• [Exercise brief] Copy out all the lines exactly. Omit pictures.

(Rows from a figure dataset)
[Start]

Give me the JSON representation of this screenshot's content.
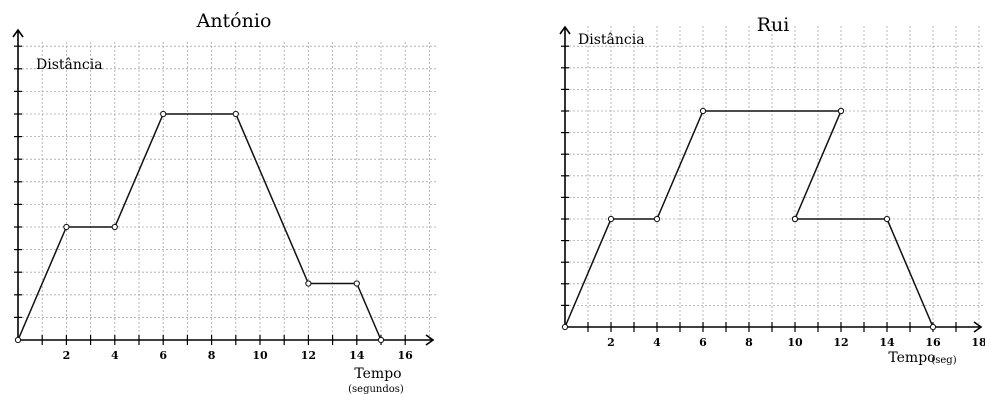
{
  "chart_data": [
    {
      "type": "line",
      "title": "António",
      "xlabel": "Tempo",
      "xlabel_sub": "(segundos)",
      "ylabel": "Distância",
      "x_ticks": [
        "2",
        "4",
        "6",
        "8",
        "10",
        "12",
        "14",
        "16"
      ],
      "xlim": [
        0,
        17.5
      ],
      "ylim": [
        0,
        13
      ],
      "grid": true,
      "x": [
        0,
        2,
        4,
        6,
        9,
        12,
        14,
        15
      ],
      "y": [
        0,
        5,
        5,
        10,
        10,
        2.5,
        2.5,
        0
      ]
    },
    {
      "type": "line",
      "title": "Rui",
      "xlabel": "Tempo",
      "xlabel_sub": "(seg)",
      "ylabel": "Distância",
      "x_ticks": [
        "2",
        "4",
        "6",
        "8",
        "10",
        "12",
        "14",
        "16",
        "18"
      ],
      "xlim": [
        0,
        18
      ],
      "ylim": [
        0,
        14
      ],
      "grid": true,
      "segments": [
        {
          "x": [
            0,
            2,
            4,
            6,
            12
          ],
          "y": [
            0,
            5,
            5,
            10,
            10
          ]
        },
        {
          "x": [
            10,
            12
          ],
          "y": [
            5,
            10
          ]
        },
        {
          "x": [
            10,
            14,
            16
          ],
          "y": [
            5,
            5,
            0
          ]
        }
      ]
    }
  ]
}
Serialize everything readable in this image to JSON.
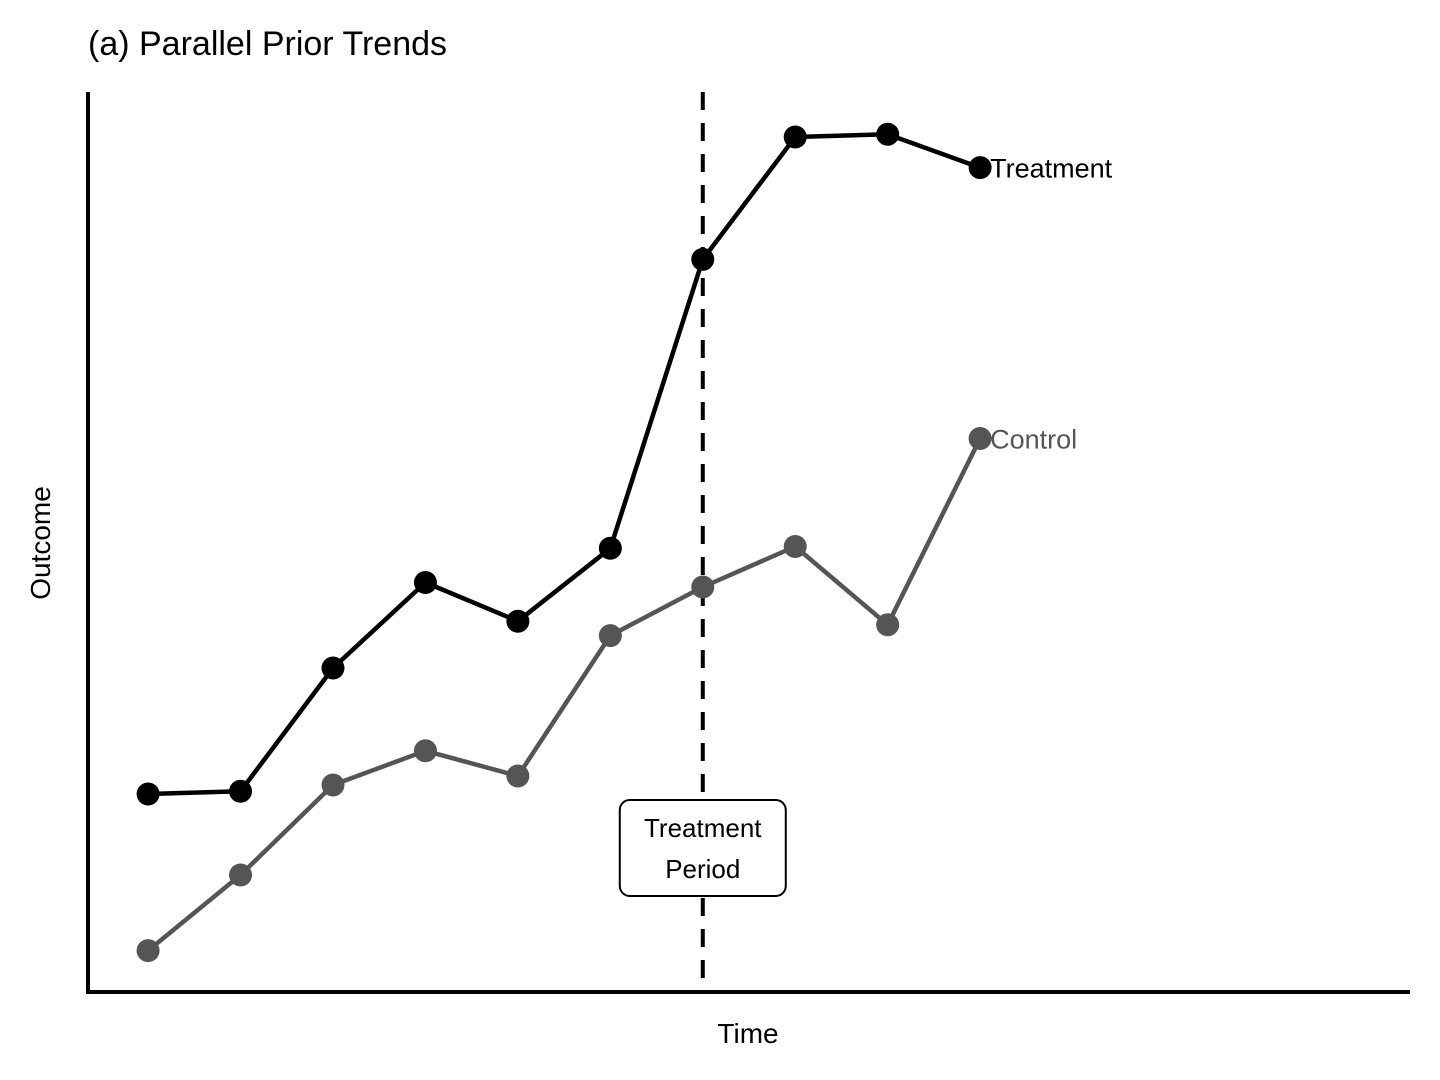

[End]

• [Output for this exercise]
Give me the JSON representation of this screenshot's content.
{
  "chart_data": [
    {
      "type": "line",
      "title": "António",
      "xlabel": "Tempo",
      "xlabel_sub": "(segundos)",
      "ylabel": "Distância",
      "x_ticks": [
        "2",
        "4",
        "6",
        "8",
        "10",
        "12",
        "14",
        "16"
      ],
      "xlim": [
        0,
        17.5
      ],
      "ylim": [
        0,
        13
      ],
      "grid": true,
      "x": [
        0,
        2,
        4,
        6,
        9,
        12,
        14,
        15
      ],
      "y": [
        0,
        5,
        5,
        10,
        10,
        2.5,
        2.5,
        0
      ]
    },
    {
      "type": "line",
      "title": "Rui",
      "xlabel": "Tempo",
      "xlabel_sub": "(seg)",
      "ylabel": "Distância",
      "x_ticks": [
        "2",
        "4",
        "6",
        "8",
        "10",
        "12",
        "14",
        "16",
        "18"
      ],
      "xlim": [
        0,
        18
      ],
      "ylim": [
        0,
        14
      ],
      "grid": true,
      "segments": [
        {
          "x": [
            0,
            2,
            4,
            6,
            12
          ],
          "y": [
            0,
            5,
            5,
            10,
            10
          ]
        },
        {
          "x": [
            10,
            12
          ],
          "y": [
            5,
            10
          ]
        },
        {
          "x": [
            10,
            14,
            16
          ],
          "y": [
            5,
            5,
            0
          ]
        }
      ]
    }
  ]
}
Serialize everything readable in this image to JSON.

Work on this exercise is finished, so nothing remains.